▶ **Requirement**
Gather all lines in the data that hold the string "true".

▶ **Provided information**
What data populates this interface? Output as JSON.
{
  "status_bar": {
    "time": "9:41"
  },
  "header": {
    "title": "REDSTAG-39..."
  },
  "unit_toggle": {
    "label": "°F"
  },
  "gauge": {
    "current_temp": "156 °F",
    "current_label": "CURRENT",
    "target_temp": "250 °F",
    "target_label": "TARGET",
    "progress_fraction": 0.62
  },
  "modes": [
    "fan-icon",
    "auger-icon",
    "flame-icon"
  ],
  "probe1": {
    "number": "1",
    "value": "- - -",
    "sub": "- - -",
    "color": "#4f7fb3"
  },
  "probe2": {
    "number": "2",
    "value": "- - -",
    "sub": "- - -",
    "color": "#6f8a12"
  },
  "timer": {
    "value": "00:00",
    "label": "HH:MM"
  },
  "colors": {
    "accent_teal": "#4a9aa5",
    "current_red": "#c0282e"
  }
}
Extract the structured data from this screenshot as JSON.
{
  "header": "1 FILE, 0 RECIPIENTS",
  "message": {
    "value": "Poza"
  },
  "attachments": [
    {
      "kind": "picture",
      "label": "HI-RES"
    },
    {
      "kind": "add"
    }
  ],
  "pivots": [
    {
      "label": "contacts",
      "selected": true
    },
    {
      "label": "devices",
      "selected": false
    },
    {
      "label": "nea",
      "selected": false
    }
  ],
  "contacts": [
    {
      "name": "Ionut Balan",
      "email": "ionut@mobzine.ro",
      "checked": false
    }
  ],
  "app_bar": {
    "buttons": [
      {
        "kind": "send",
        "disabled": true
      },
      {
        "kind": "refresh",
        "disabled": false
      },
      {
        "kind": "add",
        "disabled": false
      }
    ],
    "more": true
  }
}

▶ **Task result**
      "selected": true
        "disabled": true
    "more": true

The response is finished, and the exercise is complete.